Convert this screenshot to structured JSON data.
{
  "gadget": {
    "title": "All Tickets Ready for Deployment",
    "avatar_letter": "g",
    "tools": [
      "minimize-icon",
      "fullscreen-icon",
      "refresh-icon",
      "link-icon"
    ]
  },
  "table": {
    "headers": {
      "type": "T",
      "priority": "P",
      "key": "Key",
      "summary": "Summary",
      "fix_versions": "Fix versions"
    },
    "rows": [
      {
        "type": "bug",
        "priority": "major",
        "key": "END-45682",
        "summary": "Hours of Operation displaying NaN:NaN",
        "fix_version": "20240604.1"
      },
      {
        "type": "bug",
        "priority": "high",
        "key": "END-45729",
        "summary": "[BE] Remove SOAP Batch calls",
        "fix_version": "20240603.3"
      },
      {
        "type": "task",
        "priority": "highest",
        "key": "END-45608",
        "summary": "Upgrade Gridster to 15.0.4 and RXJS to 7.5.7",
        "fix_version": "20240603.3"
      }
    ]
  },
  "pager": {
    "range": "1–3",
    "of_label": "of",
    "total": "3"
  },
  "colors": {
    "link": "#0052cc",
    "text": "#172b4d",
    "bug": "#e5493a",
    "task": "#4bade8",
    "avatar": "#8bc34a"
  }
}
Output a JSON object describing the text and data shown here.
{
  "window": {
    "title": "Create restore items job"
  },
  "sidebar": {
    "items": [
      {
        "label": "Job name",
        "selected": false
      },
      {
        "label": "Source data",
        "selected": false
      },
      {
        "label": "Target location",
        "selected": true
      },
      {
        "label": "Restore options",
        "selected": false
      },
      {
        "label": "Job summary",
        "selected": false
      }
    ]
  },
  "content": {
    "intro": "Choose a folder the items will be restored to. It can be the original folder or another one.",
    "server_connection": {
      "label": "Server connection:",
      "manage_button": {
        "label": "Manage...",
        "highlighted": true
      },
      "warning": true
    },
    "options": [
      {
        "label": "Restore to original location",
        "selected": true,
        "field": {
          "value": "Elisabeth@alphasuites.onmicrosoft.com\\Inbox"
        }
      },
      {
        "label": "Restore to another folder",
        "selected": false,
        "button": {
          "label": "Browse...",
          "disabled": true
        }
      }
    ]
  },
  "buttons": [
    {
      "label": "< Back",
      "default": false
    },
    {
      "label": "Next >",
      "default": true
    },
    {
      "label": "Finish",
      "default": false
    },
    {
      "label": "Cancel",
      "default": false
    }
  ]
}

========

Repeat the data exactly. Leave nothing out.

Convert this screenshot to structured JSON data.
{
  "gadget": {
    "title": "All Tickets Ready for Deployment",
    "avatar_letter": "g",
    "tools": [
      "minimize-icon",
      "fullscreen-icon",
      "refresh-icon",
      "link-icon"
    ]
  },
  "table": {
    "headers": {
      "type": "T",
      "priority": "P",
      "key": "Key",
      "summary": "Summary",
      "fix_versions": "Fix versions"
    },
    "rows": [
      {
        "type": "bug",
        "priority": "major",
        "key": "END-45682",
        "summary": "Hours of Operation displaying NaN:NaN",
        "fix_version": "20240604.1"
      },
      {
        "type": "bug",
        "priority": "high",
        "key": "END-45729",
        "summary": "[BE] Remove SOAP Batch calls",
        "fix_version": "20240603.3"
      },
      {
        "type": "task",
        "priority": "highest",
        "key": "END-45608",
        "summary": "Upgrade Gridster to 15.0.4 and RXJS to 7.5.7",
        "fix_version": "20240603.3"
      }
    ]
  },
  "pager": {
    "range": "1–3",
    "of_label": "of",
    "total": "3"
  },
  "colors": {
    "link": "#0052cc",
    "text": "#172b4d",
    "bug": "#e5493a",
    "task": "#4bade8",
    "avatar": "#8bc34a"
  }
}
Output a JSON object describing the text and data shown here.
{
  "window": {
    "title": "Create restore items job"
  },
  "sidebar": {
    "items": [
      {
        "label": "Job name",
        "selected": false
      },
      {
        "label": "Source data",
        "selected": false
      },
      {
        "label": "Target location",
        "selected": true
      },
      {
        "label": "Restore options",
        "selected": false
      },
      {
        "label": "Job summary",
        "selected": false
      }
    ]
  },
  "content": {
    "intro": "Choose a folder the items will be restored to. It can be the original folder or another one.",
    "server_connection": {
      "label": "Server connection:",
      "manage_button": {
        "label": "Manage...",
        "highlighted": true
      },
      "warning": true
    },
    "options": [
      {
        "label": "Restore to original location",
        "selected": true,
        "field": {
          "value": "Elisabeth@alphasuites.onmicrosoft.com\\Inbox"
        }
      },
      {
        "label": "Restore to another folder",
        "selected": false,
        "button": {
          "label": "Browse...",
          "disabled": true
        }
      }
    ]
  },
  "buttons": [
    {
      "label": "< Back",
      "default": false
    },
    {
      "label": "Next >",
      "default": true
    },
    {
      "label": "Finish",
      "default": false
    },
    {
      "label": "Cancel",
      "default": false
    }
  ]
}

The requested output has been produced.